• [Task A] Return everything in the R environments thread from "There are many" down to "independent, user-defined environments.", copied word for word.
• [Task B] Condense the paragraph of the R environments thread that begins "There are many built-in environments in R" into a short bulleted list that keeps its main facts.

• [Source document]
##############################

What does it mean by formulas and closures being able to "capture the enclosing environment" in R?

Question

Quoting from Hadley Wickham's Advanced R text-book,

f1 <- function() {
x <- 1:1e6
10
}

pryr::mem_change(x <- f1())
#> 1.43 kB
pryr::object_size(x)
#> 48 B

f2 <- function() {
x <- 1:1e6
a ~ b
}
pryr::mem_change(y <- f2())
#> 4 MB
pryr::object_size(y)
#> 4 MB

f3 <- function() {
  x <- 1:1e6
  function() 10
}
pryr::mem_change(z <- f3())
#> 4 MB
pryr::object_size(z)
#> 4.01 MB

In f1(), 1:1e6 is only referenced inside the function, so when the function completes the memory is returned and the net memory change is 0. f2() and f3() both return objects that capture environments, so that x is not freed when the function completes.

I am vaguely able to understand the concept of a closure capturing the environment. But how is the ~ doing so? And also, what exactly does it mean by "capturing the environment" in this context?

score 2 · Accepted Answer · answered Jun 05 '15 at 06:09

The tilde-operator is actually an infix function (as are the usual mathematical operators), so it captures its environment when "activated" or invoked.

> is.function(`~`)
[1] TRUE
> myform <- a ~ b
> length(myform)
[1] 3
> myform[[1]]
`~`
> myform[[2]]
a
> myform[[3]]
b

> environment(myform)
<environment: R_GlobalEnv>

score 1 · Answer 2 · edited May 23 '17 at 10:27

In R, an environment is simply a data object that contains other data in the form of key/value pairs; basically it's a hash table.

There are many built-in environments in R, including the global environment globalenv(), the empty environment emptyenv(), the public and private environments of packages, the Autoload environment, and others. Additionally, there are environments that are generated on-the-fly for function evaluations. In other words, when you evaluate a function, an environment is generated dynamically for the purpose of holding all local variables created during that function evaluation. This environment is generally referred to as an evaluation environment, and it is specific to that particular evaluation of that particular function.

It is also possible to create your own environments via new.env(), which are obviously not built-in environments and are not associated with any function evaluation; they are independent, user-defined environments.

When a new function is defined in the course of a function evaluation, it captures the evaluation environment inside which that definition took place. In this context, and with respect to that dynamically-defined function, this environment can be referred to as the closure environment or the enclosing environment of that function. The dynamically-defined function itself can be referred to as a closure.

##############################

• [Data extract]
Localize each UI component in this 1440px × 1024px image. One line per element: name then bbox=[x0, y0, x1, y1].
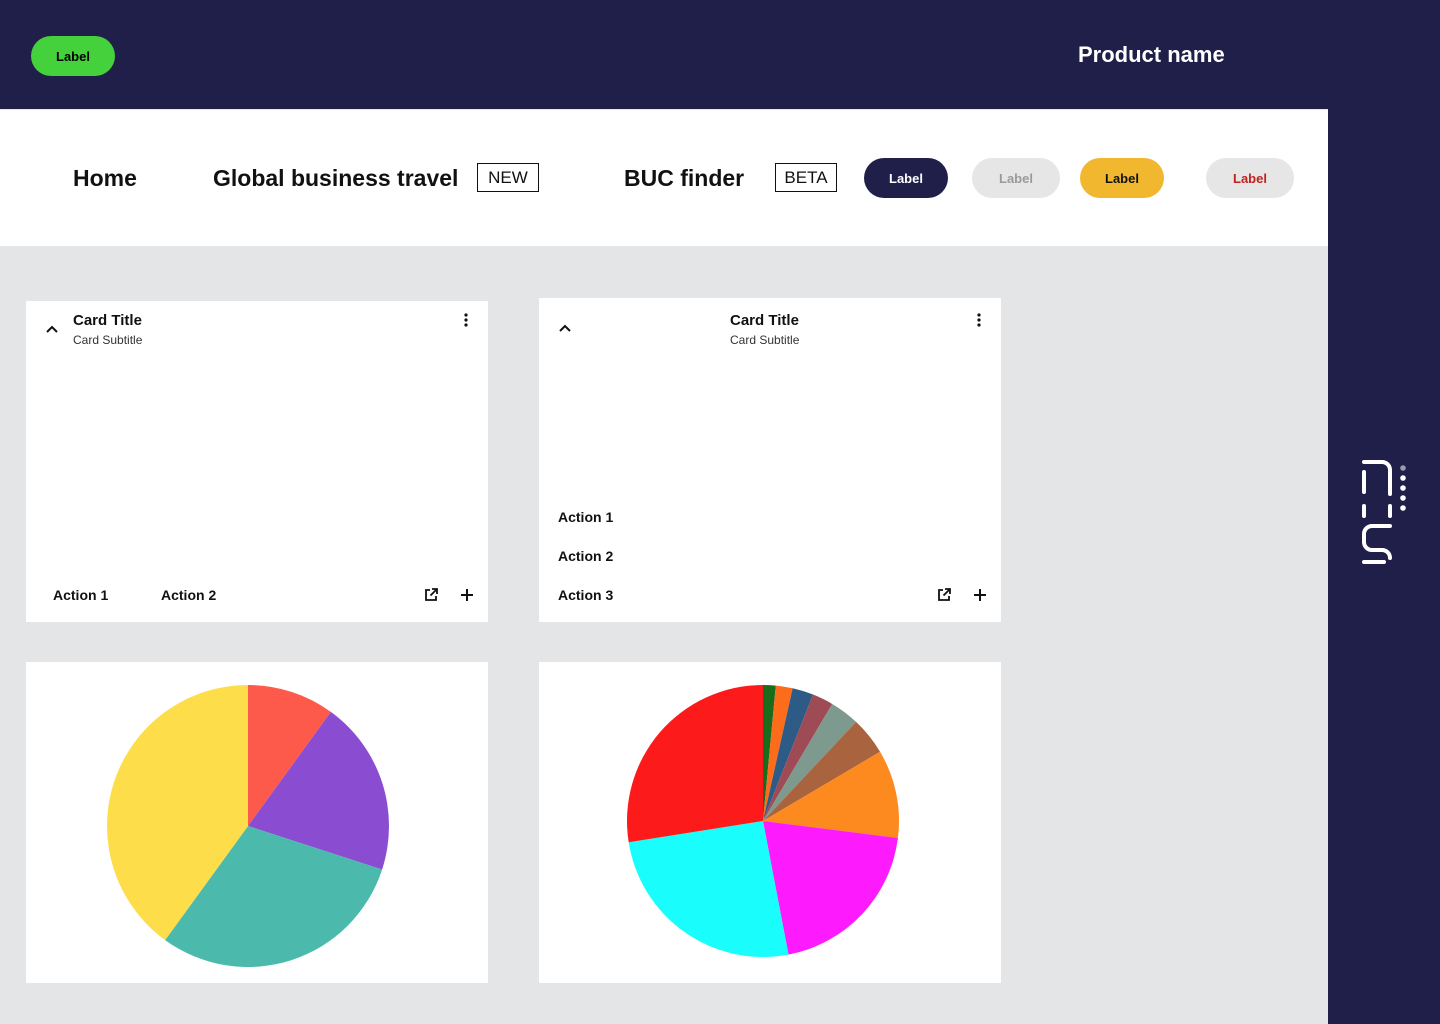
card-action-1[interactable]: Action 1 bbox=[53, 587, 108, 603]
add-icon[interactable] bbox=[457, 585, 477, 605]
nav-global-business-travel[interactable]: Global business travel bbox=[213, 165, 458, 192]
add-icon[interactable] bbox=[970, 585, 990, 605]
label-pill-yellow[interactable]: Label bbox=[1080, 158, 1164, 198]
label-pill-dark[interactable]: Label bbox=[864, 158, 948, 198]
card-action-2[interactable]: Action 2 bbox=[558, 548, 613, 564]
open-external-icon[interactable] bbox=[421, 585, 441, 605]
chevron-up-icon[interactable] bbox=[42, 321, 62, 337]
nav-buc-finder[interactable]: BUC finder bbox=[624, 165, 744, 192]
more-vertical-icon[interactable] bbox=[458, 311, 474, 329]
open-external-icon[interactable] bbox=[934, 585, 954, 605]
chevron-up-icon[interactable] bbox=[555, 320, 575, 336]
card-title: Card Title bbox=[73, 312, 142, 329]
nav-home[interactable]: Home bbox=[73, 165, 137, 192]
label-pill-red-text[interactable]: Label bbox=[1206, 158, 1294, 198]
pie-2-slice-9 bbox=[628, 821, 789, 957]
new-tag: NEW bbox=[477, 163, 539, 192]
pie-chart-card-2 bbox=[539, 662, 1001, 983]
card-subtitle: Card Subtitle bbox=[73, 333, 143, 347]
pie-chart-2 bbox=[627, 685, 899, 957]
fis-logo-icon bbox=[1362, 460, 1406, 564]
card-action-3[interactable]: Action 3 bbox=[558, 587, 613, 603]
card-2: Card Title Card Subtitle Action 1 Action… bbox=[539, 298, 1001, 622]
product-name: Product name bbox=[1078, 42, 1225, 67]
pie-2-slice-10 bbox=[627, 685, 763, 843]
pie-chart-1 bbox=[107, 685, 389, 967]
card-action-2[interactable]: Action 2 bbox=[161, 587, 216, 603]
status-label-pill[interactable]: Label bbox=[31, 36, 115, 76]
right-brand-rail bbox=[1328, 109, 1440, 1024]
more-vertical-icon[interactable] bbox=[971, 311, 987, 329]
top-header-bar: Label Product name bbox=[0, 0, 1440, 109]
primary-nav: Home Global business travel NEW BUC find… bbox=[0, 110, 1328, 246]
card-action-1[interactable]: Action 1 bbox=[558, 509, 613, 525]
card-1: Card Title Card Subtitle Action 1 Action… bbox=[26, 301, 488, 622]
pie-chart-card-1 bbox=[26, 662, 488, 983]
beta-tag: BETA bbox=[775, 163, 837, 192]
label-pill-disabled[interactable]: Label bbox=[972, 158, 1060, 198]
card-title: Card Title bbox=[730, 312, 799, 329]
card-subtitle: Card Subtitle bbox=[730, 333, 800, 347]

##############################

• [Task solution A]
There are many built-in environments in R, including the global environment globalenv(), the empty environment emptyenv(), the public and private environments of packages, the Autoload environment, and others. Additionally, there are environments that are generated on-the-fly for function evaluations. In other words, when you evaluate a function, an environment is generated dynamically for the purpose of holding all local variables created during that function evaluation. This environment is generally referred to as an evaluation environment, and it is specific to that particular evaluation of that particular function.

It is also possible to create your own environments via new.env(), which are obviously not built-in environments and are not associated with any function evaluation; they are independent, user-defined environments.

• [Task solution B]
- R has many built-in environments, including the global environment globalenv(), the empty environment emptyenv(), the public and private environments of packages, and the Autoload environment.
- R also generates environments on the fly when a function is evaluated, to hold all local variables created during that evaluation.
- Such an environment is generally called an evaluation environment. It is specific to that particular evaluation of that particular function.